* Start Input *

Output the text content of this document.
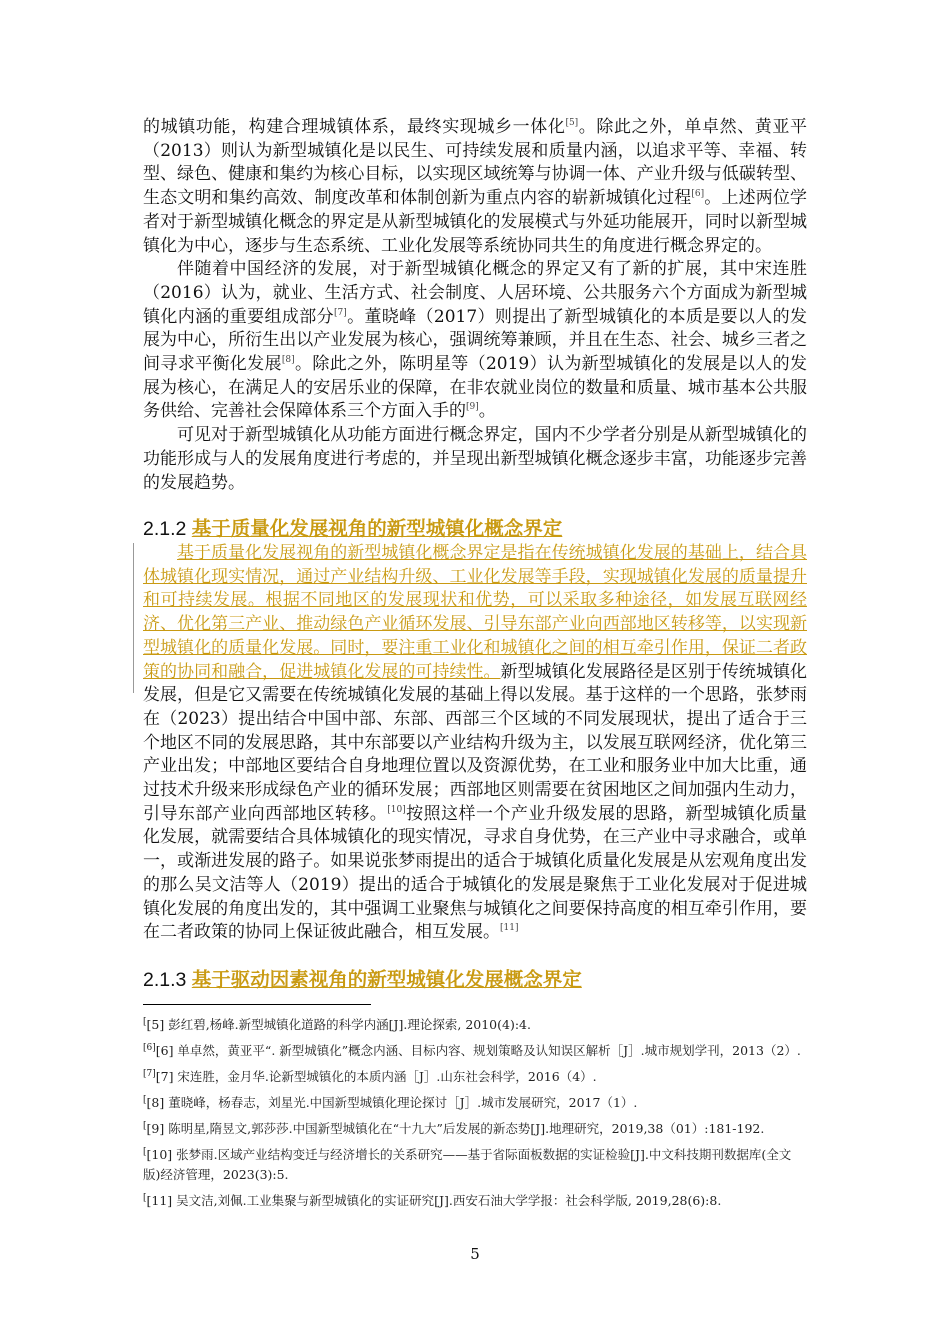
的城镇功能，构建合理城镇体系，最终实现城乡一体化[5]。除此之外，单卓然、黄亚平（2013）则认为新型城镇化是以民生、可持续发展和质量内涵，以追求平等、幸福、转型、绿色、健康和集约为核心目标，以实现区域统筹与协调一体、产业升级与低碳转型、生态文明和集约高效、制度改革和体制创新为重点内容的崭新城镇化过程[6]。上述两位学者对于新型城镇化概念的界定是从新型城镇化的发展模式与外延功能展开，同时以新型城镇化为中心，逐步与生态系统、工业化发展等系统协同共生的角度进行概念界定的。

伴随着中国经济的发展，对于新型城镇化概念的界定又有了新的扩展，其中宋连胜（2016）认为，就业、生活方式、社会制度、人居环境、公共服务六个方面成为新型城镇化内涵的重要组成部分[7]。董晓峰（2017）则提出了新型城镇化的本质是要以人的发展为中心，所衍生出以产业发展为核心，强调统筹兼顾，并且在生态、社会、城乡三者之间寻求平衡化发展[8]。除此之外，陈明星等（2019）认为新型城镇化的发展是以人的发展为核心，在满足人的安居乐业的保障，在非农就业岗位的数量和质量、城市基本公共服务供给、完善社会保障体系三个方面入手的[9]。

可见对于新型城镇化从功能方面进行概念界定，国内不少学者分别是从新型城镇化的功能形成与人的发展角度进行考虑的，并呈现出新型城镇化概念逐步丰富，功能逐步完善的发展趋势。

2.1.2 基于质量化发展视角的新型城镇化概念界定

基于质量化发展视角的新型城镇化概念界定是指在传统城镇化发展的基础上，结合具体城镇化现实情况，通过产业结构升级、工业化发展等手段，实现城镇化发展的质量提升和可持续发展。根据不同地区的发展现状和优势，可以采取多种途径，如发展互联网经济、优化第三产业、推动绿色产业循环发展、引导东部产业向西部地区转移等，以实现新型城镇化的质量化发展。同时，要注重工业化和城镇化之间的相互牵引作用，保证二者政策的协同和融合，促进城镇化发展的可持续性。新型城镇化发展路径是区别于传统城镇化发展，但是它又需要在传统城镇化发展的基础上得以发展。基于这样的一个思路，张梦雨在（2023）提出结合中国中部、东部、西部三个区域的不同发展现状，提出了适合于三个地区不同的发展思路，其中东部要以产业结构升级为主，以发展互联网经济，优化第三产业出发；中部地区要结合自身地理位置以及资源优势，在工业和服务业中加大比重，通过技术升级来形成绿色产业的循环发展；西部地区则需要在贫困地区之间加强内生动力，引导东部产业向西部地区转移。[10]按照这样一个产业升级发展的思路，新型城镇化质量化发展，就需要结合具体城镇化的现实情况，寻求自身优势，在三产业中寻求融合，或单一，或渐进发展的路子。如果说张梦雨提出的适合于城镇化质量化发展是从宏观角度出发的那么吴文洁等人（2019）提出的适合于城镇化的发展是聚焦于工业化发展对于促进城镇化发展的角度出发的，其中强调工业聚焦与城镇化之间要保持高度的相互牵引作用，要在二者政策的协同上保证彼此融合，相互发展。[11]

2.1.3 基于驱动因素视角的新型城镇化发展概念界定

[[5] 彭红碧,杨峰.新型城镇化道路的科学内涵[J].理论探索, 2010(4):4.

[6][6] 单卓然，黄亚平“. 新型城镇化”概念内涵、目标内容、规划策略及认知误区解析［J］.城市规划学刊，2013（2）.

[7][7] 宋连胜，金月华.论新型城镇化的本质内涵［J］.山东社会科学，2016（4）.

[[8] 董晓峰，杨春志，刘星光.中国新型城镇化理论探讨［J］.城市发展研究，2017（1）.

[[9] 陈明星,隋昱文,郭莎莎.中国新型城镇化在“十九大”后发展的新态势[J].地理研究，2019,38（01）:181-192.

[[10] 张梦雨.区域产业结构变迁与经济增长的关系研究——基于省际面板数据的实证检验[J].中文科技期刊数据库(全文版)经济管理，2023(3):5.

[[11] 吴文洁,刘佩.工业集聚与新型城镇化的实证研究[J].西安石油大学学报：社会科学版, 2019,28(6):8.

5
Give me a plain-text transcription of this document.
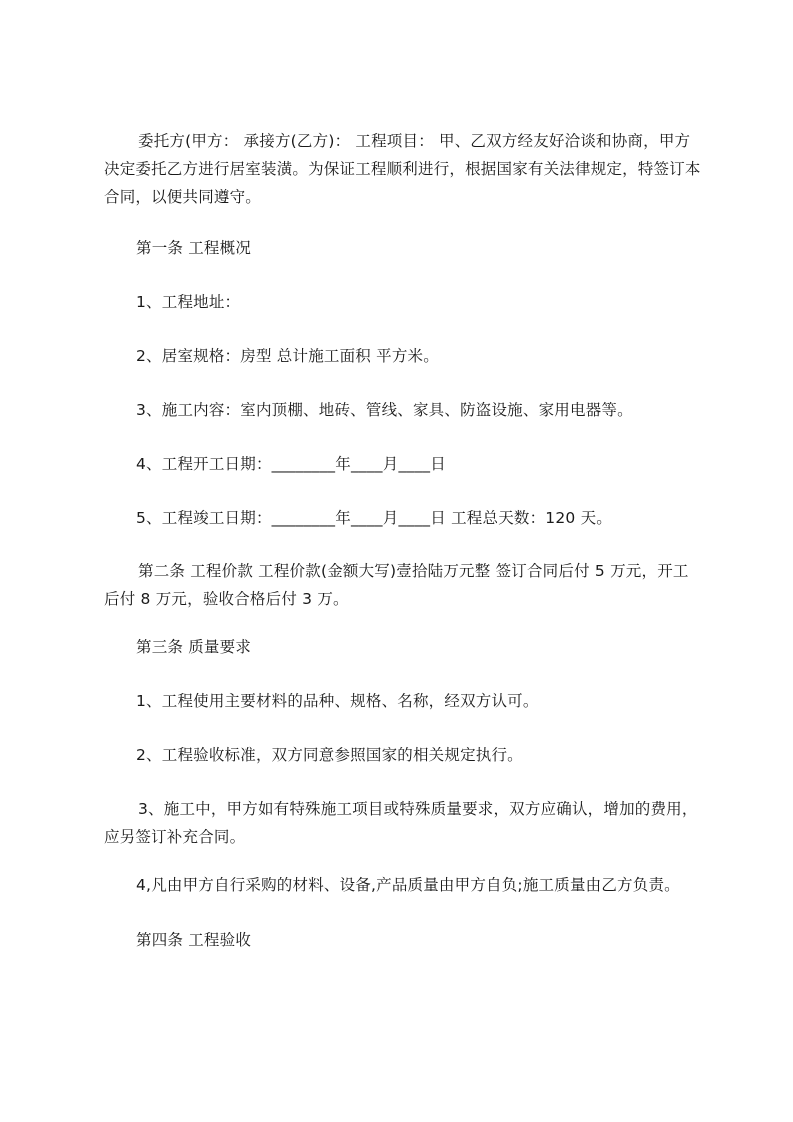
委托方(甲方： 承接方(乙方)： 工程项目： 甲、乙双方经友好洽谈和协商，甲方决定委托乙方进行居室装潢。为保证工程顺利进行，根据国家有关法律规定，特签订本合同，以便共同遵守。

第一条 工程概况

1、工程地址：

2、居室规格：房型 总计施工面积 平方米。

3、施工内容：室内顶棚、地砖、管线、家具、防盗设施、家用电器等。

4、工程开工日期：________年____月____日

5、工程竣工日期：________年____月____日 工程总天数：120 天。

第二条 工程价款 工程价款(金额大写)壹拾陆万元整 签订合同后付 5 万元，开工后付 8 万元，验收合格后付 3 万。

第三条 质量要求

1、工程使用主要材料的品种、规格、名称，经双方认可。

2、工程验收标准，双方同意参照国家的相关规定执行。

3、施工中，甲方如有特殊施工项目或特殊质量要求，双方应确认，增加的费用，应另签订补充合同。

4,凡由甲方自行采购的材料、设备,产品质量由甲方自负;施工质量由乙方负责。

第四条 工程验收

* End Input *

(Aim)
Lines of the material that contain the word "document" are to be gathered.

(Answer)
Output the text content of this document.
Give me a plain-text transcription of this document.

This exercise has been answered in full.